Records
━━━━━━━━━━━━━━━━━━━━━━━━━━━━━━

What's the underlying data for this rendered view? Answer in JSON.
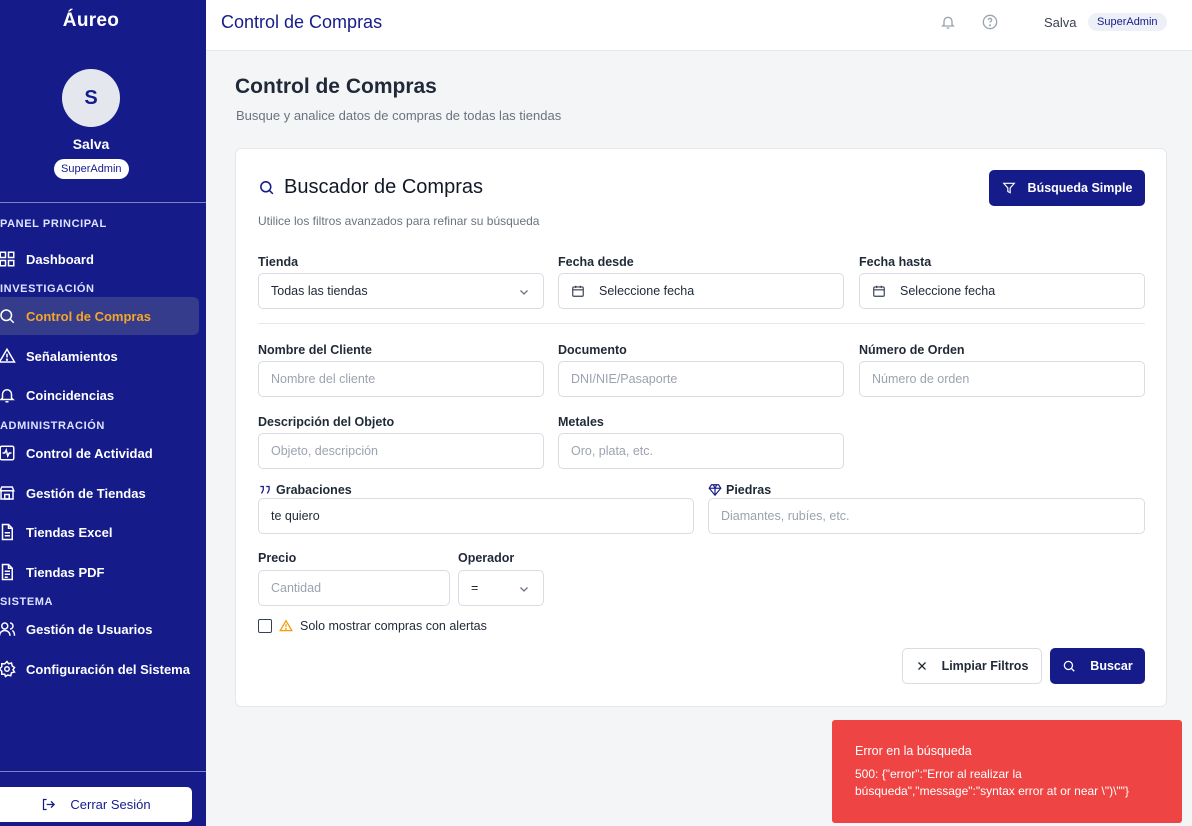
{
  "app": {
    "brand": "Áureo"
  },
  "user": {
    "initial": "S",
    "name": "Salva",
    "role": "SuperAdmin"
  },
  "sidebar": {
    "sections": [
      {
        "title": "PANEL PRINCIPAL"
      },
      {
        "title": "INVESTIGACIÓN"
      },
      {
        "title": "ADMINISTRACIÓN"
      },
      {
        "title": "SISTEMA"
      }
    ],
    "items": [
      {
        "label": "Dashboard",
        "icon": "grid-icon"
      },
      {
        "label": "Control de Compras",
        "icon": "search-icon",
        "active": true
      },
      {
        "label": "Señalamientos",
        "icon": "alert-triangle-icon"
      },
      {
        "label": "Coincidencias",
        "icon": "bell-icon"
      },
      {
        "label": "Control de Actividad",
        "icon": "activity-icon"
      },
      {
        "label": "Gestión de Tiendas",
        "icon": "store-icon"
      },
      {
        "label": "Tiendas Excel",
        "icon": "file-icon"
      },
      {
        "label": "Tiendas PDF",
        "icon": "file-text-icon"
      },
      {
        "label": "Gestión de Usuarios",
        "icon": "users-icon"
      },
      {
        "label": "Configuración del Sistema",
        "icon": "gear-icon"
      }
    ],
    "logout": "Cerrar Sesión"
  },
  "topbar": {
    "title": "Control de Compras",
    "user": "Salva",
    "role": "SuperAdmin"
  },
  "page": {
    "title": "Control de Compras",
    "subtitle": "Busque y analice datos de compras de todas las tiendas"
  },
  "search": {
    "title": "Buscador de Compras",
    "subtitle": "Utilice los filtros avanzados para refinar su búsqueda",
    "simple_button": "Búsqueda Simple",
    "fields": {
      "tienda": {
        "label": "Tienda",
        "value": "Todas las tiendas"
      },
      "fecha_desde": {
        "label": "Fecha desde",
        "value": "Seleccione fecha"
      },
      "fecha_hasta": {
        "label": "Fecha hasta",
        "value": "Seleccione fecha"
      },
      "nombre": {
        "label": "Nombre del Cliente",
        "placeholder": "Nombre del cliente"
      },
      "documento": {
        "label": "Documento",
        "placeholder": "DNI/NIE/Pasaporte"
      },
      "orden": {
        "label": "Número de Orden",
        "placeholder": "Número de orden"
      },
      "descripcion": {
        "label": "Descripción del Objeto",
        "placeholder": "Objeto, descripción"
      },
      "metales": {
        "label": "Metales",
        "placeholder": "Oro, plata, etc."
      },
      "grabaciones": {
        "label": "Grabaciones",
        "value": "te quiero"
      },
      "piedras": {
        "label": "Piedras",
        "placeholder": "Diamantes, rubíes, etc."
      },
      "precio": {
        "label": "Precio",
        "placeholder": "Cantidad"
      },
      "operador": {
        "label": "Operador",
        "value": "="
      }
    },
    "alerts_checkbox": "Solo mostrar compras con alertas",
    "clear_button": "Limpiar Filtros",
    "search_button": "Buscar"
  },
  "toast": {
    "title": "Error en la búsqueda",
    "message": "500: {\"error\":\"Error al realizar la búsqueda\",\"message\":\"syntax error at or near \\\")\\\"\"}"
  },
  "colors": {
    "primary": "#151c8a",
    "active": "#f4a62a",
    "error": "#ef4444"
  }
}
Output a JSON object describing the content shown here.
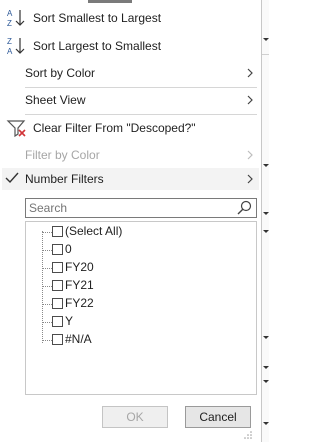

━━━━━━━━━━━━━━━━━━━━━━━━━━━━━━

Exercise task: Copy all lines from the material that hold "Control".

Expected answer:
        "label": "Control de Compras",
        "label": "Control de Actividad",
    "title": "Control de Compras",
    "title": "Control de Compras",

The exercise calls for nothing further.